TASK OBJECTIVE>
Copy the rows from the line with "Identify all the" to the line with "Decompose this screenshot", replacing "y-tick-label" with "y-axis-tick" wherever it appears and leaving everything else unchanged.

GIVEN RECORDS>
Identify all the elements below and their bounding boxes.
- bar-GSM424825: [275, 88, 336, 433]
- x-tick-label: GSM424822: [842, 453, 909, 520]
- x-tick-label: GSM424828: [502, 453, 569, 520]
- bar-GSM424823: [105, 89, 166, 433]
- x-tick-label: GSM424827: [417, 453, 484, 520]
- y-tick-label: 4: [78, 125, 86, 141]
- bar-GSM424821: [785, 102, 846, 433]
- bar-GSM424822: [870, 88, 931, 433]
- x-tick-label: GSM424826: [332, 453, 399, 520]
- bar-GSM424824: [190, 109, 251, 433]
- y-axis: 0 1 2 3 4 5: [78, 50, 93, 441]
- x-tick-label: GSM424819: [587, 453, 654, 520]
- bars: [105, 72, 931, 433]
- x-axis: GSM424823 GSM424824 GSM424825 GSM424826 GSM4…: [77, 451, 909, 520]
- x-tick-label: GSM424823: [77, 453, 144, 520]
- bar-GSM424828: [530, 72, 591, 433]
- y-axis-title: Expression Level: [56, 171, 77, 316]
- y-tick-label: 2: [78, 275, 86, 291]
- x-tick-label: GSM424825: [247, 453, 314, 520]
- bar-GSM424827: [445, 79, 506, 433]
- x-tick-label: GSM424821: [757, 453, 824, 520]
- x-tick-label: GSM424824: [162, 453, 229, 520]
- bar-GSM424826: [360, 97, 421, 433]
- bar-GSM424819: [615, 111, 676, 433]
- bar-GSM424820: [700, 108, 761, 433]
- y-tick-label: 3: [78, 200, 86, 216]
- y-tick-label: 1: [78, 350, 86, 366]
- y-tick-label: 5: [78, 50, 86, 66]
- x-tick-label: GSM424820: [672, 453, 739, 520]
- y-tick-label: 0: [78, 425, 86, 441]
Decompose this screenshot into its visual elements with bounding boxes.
* * *
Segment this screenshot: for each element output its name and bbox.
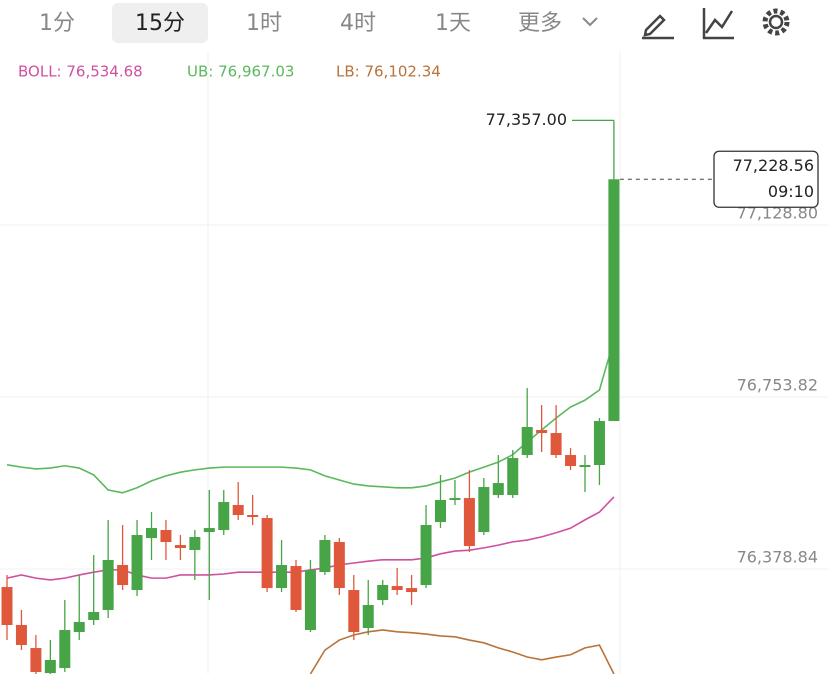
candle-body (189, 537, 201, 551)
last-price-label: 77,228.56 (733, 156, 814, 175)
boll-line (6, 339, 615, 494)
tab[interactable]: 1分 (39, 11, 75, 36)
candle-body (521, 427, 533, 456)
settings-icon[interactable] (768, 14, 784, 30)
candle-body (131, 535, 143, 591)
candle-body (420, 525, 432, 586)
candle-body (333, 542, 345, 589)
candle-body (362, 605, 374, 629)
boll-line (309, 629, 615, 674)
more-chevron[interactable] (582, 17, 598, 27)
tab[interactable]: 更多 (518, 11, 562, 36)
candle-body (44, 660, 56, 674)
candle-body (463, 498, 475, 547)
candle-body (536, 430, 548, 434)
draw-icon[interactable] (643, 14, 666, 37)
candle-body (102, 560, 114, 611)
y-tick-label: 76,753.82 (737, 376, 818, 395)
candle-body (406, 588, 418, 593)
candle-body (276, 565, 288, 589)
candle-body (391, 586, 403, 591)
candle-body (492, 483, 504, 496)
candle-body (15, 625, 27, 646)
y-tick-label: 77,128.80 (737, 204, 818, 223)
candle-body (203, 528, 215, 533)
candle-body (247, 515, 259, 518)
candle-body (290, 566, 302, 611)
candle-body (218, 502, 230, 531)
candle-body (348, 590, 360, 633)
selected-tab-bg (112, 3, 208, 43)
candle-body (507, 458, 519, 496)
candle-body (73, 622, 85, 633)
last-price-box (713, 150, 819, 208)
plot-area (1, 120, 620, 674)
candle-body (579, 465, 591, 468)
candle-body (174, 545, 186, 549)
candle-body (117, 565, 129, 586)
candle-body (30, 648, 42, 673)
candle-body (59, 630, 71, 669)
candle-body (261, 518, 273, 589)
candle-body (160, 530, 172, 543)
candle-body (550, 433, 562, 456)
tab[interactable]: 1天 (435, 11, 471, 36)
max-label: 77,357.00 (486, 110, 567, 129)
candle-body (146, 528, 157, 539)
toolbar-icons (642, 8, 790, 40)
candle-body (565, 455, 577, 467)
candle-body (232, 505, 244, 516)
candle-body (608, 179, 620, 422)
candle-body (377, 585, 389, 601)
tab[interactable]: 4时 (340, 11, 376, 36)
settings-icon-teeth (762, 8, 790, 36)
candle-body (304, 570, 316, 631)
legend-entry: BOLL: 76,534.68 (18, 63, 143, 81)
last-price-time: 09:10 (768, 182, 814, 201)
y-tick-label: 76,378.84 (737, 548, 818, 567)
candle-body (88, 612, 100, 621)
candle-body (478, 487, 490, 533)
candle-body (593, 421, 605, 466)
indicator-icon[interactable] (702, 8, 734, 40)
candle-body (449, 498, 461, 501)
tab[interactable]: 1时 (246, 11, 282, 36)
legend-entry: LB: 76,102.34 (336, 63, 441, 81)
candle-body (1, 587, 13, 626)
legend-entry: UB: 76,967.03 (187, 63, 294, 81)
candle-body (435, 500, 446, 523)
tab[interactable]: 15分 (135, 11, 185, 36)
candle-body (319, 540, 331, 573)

RESULT OF THIS TASK>
Identify all the elements below and their bounding boxes.
- bar-GSM424825: [275, 88, 336, 433]
- x-tick-label: GSM424822: [842, 453, 909, 520]
- x-tick-label: GSM424828: [502, 453, 569, 520]
- bar-GSM424823: [105, 89, 166, 433]
- x-tick-label: GSM424827: [417, 453, 484, 520]
- y-axis-tick: 4: [78, 125, 86, 141]
- bar-GSM424821: [785, 102, 846, 433]
- bar-GSM424822: [870, 88, 931, 433]
- x-tick-label: GSM424826: [332, 453, 399, 520]
- bar-GSM424824: [190, 109, 251, 433]
- y-axis: 0 1 2 3 4 5: [78, 50, 93, 441]
- x-tick-label: GSM424819: [587, 453, 654, 520]
- bars: [105, 72, 931, 433]
- x-axis: GSM424823 GSM424824 GSM424825 GSM424826 GSM4…: [77, 451, 909, 520]
- x-tick-label: GSM424823: [77, 453, 144, 520]
- bar-GSM424828: [530, 72, 591, 433]
- y-axis-title: Expression Level: [56, 171, 77, 316]
- y-axis-tick: 2: [78, 275, 86, 291]
- x-tick-label: GSM424825: [247, 453, 314, 520]
- bar-GSM424827: [445, 79, 506, 433]
- x-tick-label: GSM424821: [757, 453, 824, 520]
- x-tick-label: GSM424824: [162, 453, 229, 520]
- bar-GSM424826: [360, 97, 421, 433]
- bar-GSM424819: [615, 111, 676, 433]
- bar-GSM424820: [700, 108, 761, 433]
- y-axis-tick: 3: [78, 200, 86, 216]
- y-axis-tick: 1: [78, 350, 86, 366]
- y-axis-tick: 5: [78, 50, 86, 66]
- x-tick-label: GSM424820: [672, 453, 739, 520]
- y-axis-tick: 0: [78, 425, 86, 441]
Decompose this screenshot into its visual elements with bounding boxes.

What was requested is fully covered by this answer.